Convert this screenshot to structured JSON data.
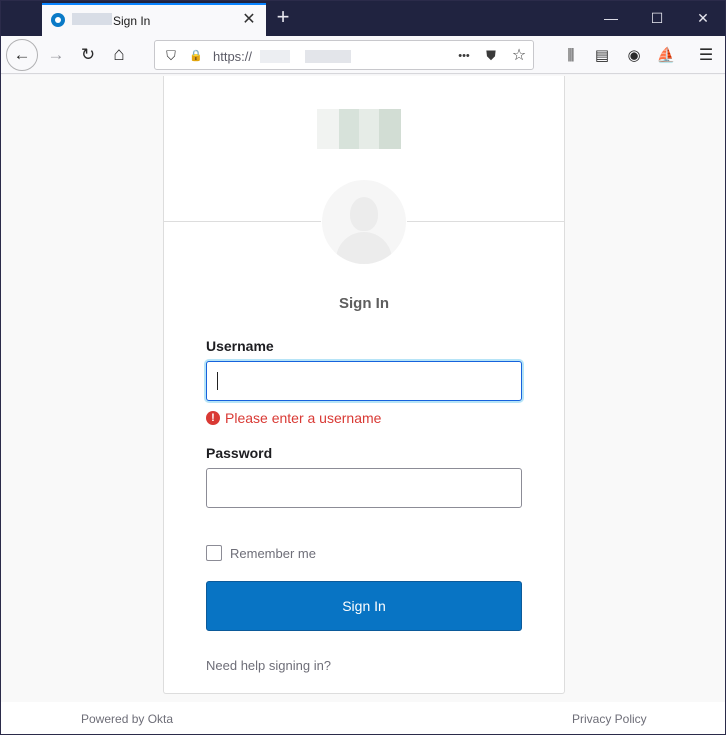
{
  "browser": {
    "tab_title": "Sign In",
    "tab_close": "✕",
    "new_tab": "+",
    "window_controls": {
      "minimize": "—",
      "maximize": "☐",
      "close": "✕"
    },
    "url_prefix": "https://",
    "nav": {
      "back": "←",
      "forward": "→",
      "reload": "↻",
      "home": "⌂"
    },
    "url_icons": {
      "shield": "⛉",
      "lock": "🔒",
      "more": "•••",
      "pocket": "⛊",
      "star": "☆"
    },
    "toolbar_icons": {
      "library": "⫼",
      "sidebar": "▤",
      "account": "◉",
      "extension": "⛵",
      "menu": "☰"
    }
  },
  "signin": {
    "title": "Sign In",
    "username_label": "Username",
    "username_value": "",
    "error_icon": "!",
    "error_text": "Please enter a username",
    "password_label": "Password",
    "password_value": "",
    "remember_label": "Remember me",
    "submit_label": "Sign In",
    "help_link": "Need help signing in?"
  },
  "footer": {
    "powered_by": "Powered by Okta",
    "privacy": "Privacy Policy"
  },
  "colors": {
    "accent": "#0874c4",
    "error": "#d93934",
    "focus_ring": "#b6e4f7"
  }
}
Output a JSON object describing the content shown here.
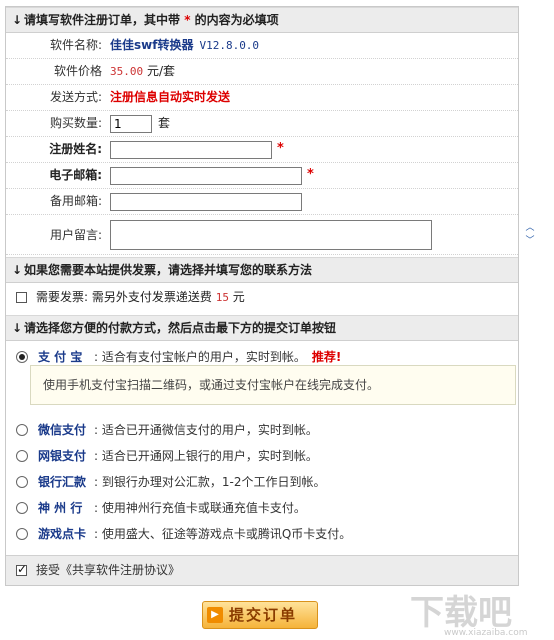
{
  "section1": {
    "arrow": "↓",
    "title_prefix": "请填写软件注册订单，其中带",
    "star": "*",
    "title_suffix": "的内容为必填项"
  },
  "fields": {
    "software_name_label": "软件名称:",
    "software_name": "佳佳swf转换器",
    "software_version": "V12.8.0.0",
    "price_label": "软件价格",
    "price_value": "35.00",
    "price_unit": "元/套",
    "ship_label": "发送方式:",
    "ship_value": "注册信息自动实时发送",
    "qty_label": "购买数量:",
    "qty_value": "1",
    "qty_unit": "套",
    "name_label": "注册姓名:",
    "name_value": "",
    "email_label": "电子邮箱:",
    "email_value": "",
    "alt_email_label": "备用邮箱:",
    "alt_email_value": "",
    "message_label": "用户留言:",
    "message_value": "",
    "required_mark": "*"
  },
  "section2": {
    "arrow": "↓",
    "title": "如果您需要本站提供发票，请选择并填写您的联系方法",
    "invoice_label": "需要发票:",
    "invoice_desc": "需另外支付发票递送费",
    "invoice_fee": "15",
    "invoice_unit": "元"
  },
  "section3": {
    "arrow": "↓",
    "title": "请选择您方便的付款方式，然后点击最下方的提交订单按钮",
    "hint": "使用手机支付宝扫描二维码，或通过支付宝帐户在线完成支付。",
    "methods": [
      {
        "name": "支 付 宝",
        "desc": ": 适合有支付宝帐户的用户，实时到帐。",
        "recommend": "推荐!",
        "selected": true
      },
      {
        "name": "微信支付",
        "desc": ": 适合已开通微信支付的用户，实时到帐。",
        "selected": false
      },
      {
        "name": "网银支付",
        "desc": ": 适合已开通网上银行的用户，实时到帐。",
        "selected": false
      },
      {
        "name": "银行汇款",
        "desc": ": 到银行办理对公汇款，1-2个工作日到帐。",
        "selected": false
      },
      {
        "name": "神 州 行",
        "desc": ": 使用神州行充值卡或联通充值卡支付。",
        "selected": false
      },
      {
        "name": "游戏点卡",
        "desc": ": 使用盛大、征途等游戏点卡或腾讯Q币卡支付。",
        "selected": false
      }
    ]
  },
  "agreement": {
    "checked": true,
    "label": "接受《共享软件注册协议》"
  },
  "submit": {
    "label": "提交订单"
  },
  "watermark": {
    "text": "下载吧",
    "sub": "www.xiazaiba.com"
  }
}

= = = = = = =

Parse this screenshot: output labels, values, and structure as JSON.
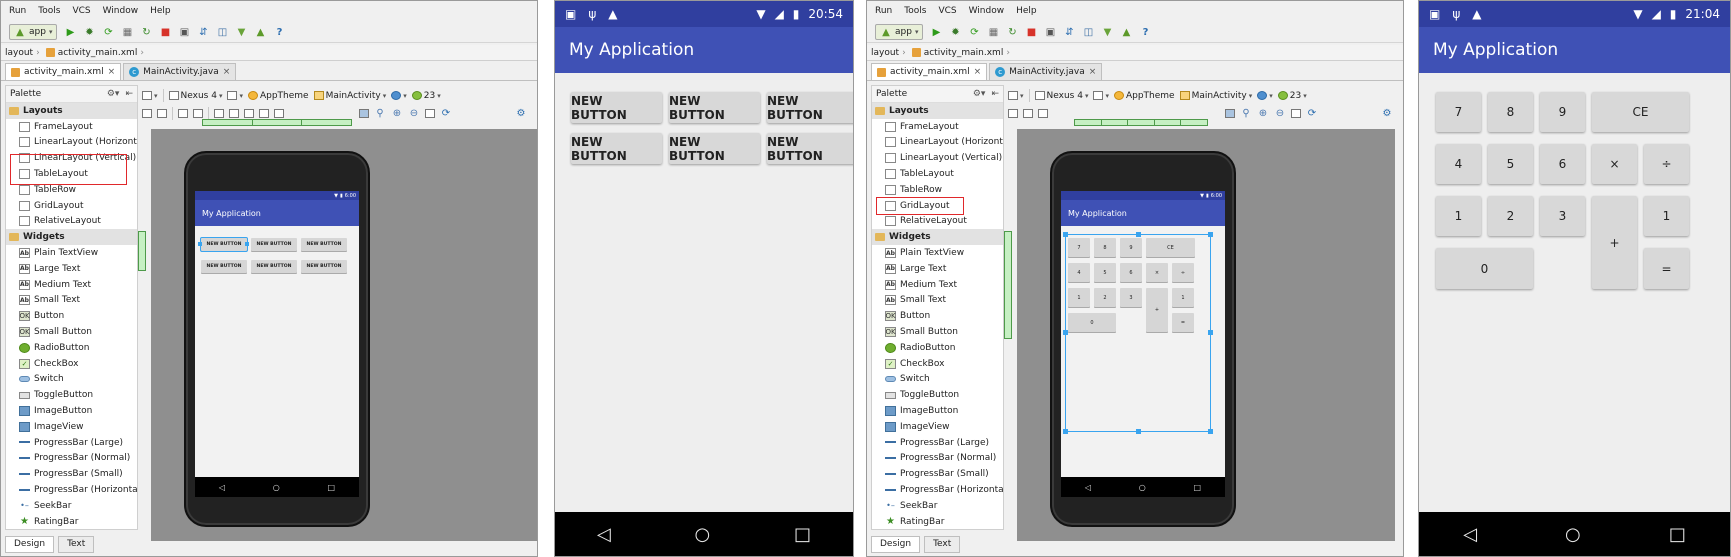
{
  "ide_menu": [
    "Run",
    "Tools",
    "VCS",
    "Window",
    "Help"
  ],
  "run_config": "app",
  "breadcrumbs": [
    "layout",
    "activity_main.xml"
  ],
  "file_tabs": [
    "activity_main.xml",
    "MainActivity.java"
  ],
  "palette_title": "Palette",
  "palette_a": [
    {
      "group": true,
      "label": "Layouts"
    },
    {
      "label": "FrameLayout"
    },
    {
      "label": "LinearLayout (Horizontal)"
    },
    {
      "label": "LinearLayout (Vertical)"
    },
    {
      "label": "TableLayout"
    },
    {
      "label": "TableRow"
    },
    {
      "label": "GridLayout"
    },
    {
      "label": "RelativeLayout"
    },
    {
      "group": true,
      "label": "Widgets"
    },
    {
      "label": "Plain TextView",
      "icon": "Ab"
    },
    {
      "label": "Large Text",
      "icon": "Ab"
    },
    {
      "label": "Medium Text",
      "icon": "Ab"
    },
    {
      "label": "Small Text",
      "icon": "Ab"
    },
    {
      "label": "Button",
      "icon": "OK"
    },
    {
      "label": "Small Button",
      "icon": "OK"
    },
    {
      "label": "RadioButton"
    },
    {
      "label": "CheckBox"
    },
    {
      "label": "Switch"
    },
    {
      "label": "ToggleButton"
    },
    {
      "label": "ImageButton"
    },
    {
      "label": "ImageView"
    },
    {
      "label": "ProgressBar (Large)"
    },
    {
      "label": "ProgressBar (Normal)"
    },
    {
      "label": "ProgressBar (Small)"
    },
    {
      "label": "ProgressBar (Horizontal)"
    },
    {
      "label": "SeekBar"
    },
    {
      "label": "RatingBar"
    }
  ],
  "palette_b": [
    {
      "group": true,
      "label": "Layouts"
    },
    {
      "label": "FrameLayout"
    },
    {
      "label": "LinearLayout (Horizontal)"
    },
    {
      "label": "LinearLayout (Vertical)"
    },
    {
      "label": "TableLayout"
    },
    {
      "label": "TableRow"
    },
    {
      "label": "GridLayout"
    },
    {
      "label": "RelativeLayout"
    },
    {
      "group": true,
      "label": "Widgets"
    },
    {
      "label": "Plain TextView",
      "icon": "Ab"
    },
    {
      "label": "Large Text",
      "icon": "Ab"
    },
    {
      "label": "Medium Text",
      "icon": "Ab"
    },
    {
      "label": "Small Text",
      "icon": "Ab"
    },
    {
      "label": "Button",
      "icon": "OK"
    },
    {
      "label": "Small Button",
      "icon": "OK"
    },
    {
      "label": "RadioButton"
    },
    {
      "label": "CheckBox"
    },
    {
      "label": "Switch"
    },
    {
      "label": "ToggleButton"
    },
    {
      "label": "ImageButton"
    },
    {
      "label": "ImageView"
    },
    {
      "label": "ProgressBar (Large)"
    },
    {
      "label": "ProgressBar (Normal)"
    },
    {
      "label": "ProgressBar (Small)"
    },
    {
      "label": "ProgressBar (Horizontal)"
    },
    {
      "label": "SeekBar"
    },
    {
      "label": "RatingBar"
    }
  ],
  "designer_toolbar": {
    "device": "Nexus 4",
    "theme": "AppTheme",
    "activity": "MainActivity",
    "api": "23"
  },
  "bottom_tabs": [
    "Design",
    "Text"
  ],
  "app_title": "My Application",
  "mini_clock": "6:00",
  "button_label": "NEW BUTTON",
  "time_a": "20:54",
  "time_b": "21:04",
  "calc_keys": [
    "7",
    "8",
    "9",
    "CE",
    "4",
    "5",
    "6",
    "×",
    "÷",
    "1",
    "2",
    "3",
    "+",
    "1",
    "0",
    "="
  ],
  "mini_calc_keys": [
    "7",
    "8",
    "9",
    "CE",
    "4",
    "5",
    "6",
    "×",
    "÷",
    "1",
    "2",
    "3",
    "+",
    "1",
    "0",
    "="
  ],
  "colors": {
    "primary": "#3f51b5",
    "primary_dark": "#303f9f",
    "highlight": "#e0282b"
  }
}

= = = = = = =

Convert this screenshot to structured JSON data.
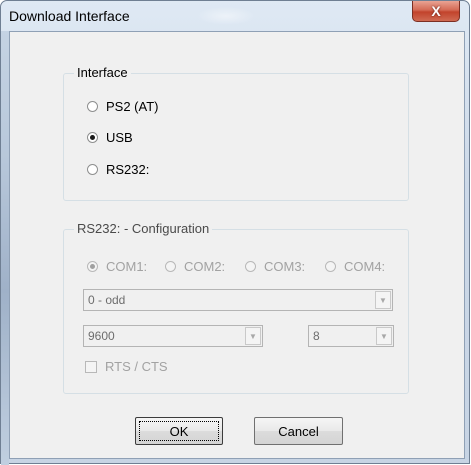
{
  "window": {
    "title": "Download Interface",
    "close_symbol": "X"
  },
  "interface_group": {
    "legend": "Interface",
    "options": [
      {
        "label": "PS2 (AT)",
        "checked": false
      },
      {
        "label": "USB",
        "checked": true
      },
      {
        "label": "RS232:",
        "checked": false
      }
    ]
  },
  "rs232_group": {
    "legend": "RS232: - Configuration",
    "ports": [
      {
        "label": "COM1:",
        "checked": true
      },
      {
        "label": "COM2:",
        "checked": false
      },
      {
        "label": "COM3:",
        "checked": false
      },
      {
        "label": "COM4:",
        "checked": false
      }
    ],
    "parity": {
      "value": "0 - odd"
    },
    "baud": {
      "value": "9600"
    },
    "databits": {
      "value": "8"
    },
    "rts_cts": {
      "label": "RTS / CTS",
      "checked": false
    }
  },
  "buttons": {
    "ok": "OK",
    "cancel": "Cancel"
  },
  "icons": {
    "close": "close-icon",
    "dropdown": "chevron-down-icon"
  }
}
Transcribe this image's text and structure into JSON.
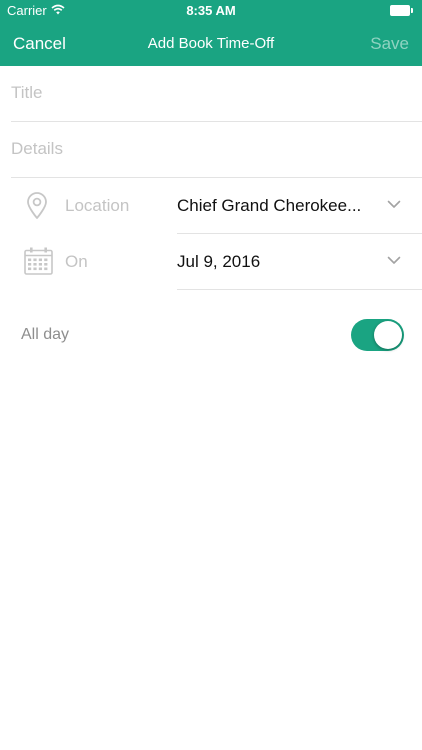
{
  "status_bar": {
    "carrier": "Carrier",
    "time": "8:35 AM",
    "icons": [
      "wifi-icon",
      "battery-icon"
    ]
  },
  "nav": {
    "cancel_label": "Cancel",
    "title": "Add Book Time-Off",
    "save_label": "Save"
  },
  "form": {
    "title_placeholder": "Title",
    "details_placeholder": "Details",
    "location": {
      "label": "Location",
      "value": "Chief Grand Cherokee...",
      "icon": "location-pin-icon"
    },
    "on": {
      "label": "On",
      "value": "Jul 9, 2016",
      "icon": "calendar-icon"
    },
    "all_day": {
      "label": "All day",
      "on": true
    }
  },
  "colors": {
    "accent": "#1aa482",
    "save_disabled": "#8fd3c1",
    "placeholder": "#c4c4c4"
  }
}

= = = = = = =

# [EXERCISE INSTRUCTIONS]
Collect each line above holding the string "实时到帐".

# [THE OUTPUT]
        "desc": ": 适合有支付宝帐户的用户，实时到帐。",
        "desc": ": 适合已开通微信支付的用户，实时到帐。",
        "desc": ": 适合已开通网上银行的用户，实时到帐。",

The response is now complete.